Locate the string "跟柳大华学棋" in the listing below. Copy every line where it is found.
=== SUPPLIED DATA ===
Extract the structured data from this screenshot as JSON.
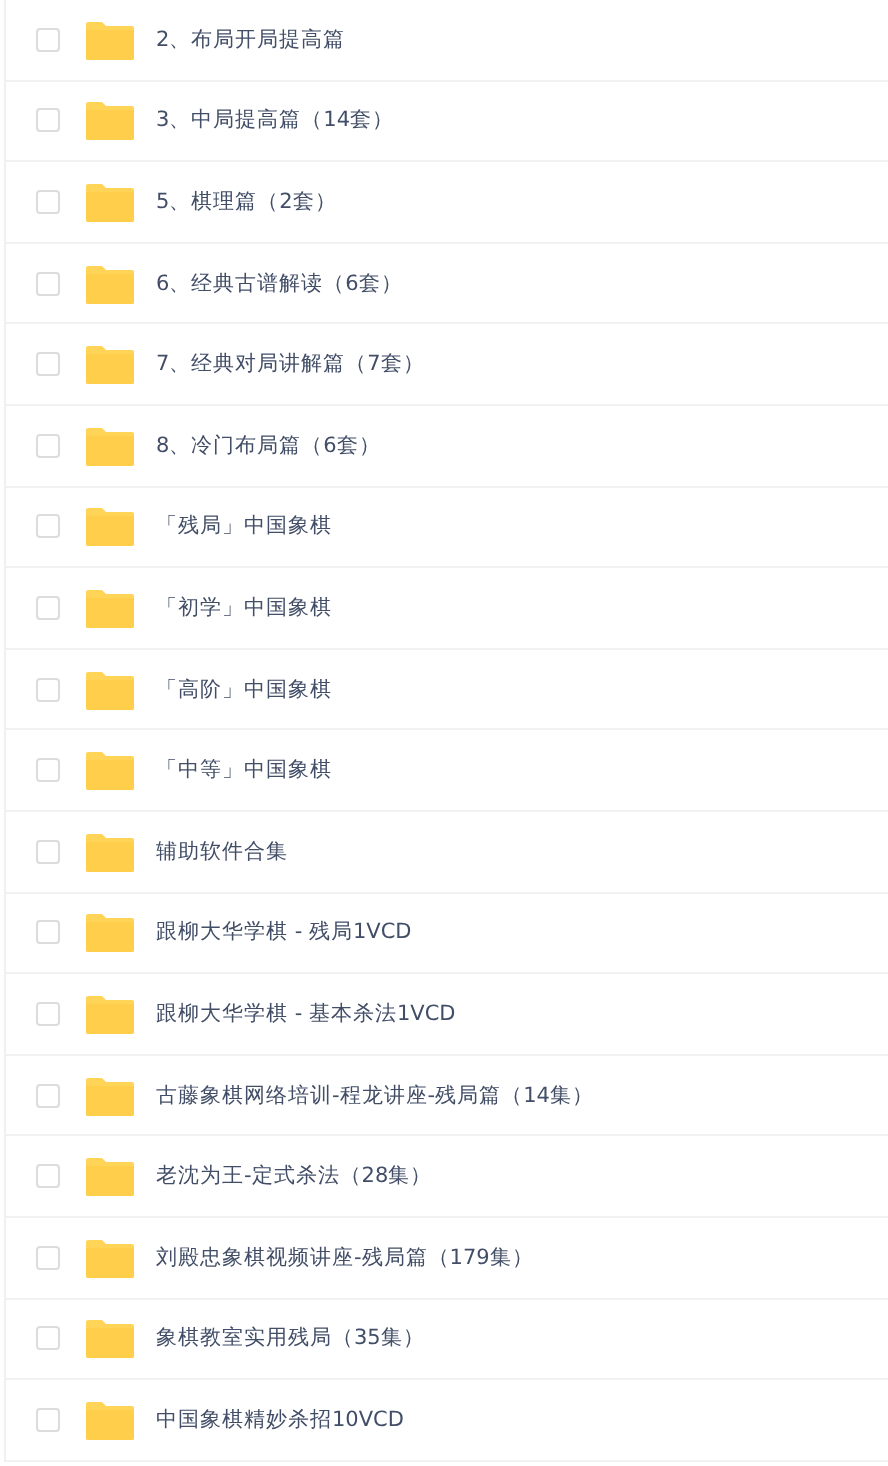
{
  "files": [
    {
      "name": "2、布局开局提高篇",
      "checked": false
    },
    {
      "name": "3、中局提高篇（14套）",
      "checked": false
    },
    {
      "name": "5、棋理篇（2套）",
      "checked": false
    },
    {
      "name": "6、经典古谱解读（6套）",
      "checked": false
    },
    {
      "name": "7、经典对局讲解篇（7套）",
      "checked": false
    },
    {
      "name": "8、冷门布局篇（6套）",
      "checked": false
    },
    {
      "name": "「残局」中国象棋",
      "checked": false
    },
    {
      "name": "「初学」中国象棋",
      "checked": false
    },
    {
      "name": "「高阶」中国象棋",
      "checked": false
    },
    {
      "name": "「中等」中国象棋",
      "checked": false
    },
    {
      "name": "辅助软件合集",
      "checked": false
    },
    {
      "name": "跟柳大华学棋 - 残局1VCD",
      "checked": false
    },
    {
      "name": "跟柳大华学棋 - 基本杀法1VCD",
      "checked": false
    },
    {
      "name": "古藤象棋网络培训-程龙讲座-残局篇（14集）",
      "checked": false
    },
    {
      "name": "老沈为王-定式杀法（28集）",
      "checked": false
    },
    {
      "name": "刘殿忠象棋视频讲座-残局篇（179集）",
      "checked": false
    },
    {
      "name": "象棋教室实用残局（35集）",
      "checked": false
    },
    {
      "name": "中国象棋精妙杀招10VCD",
      "checked": false
    }
  ]
}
===
RESULT OF THIS TASK
      "name": "跟柳大华学棋 - 残局1VCD",
      "name": "跟柳大华学棋 - 基本杀法1VCD",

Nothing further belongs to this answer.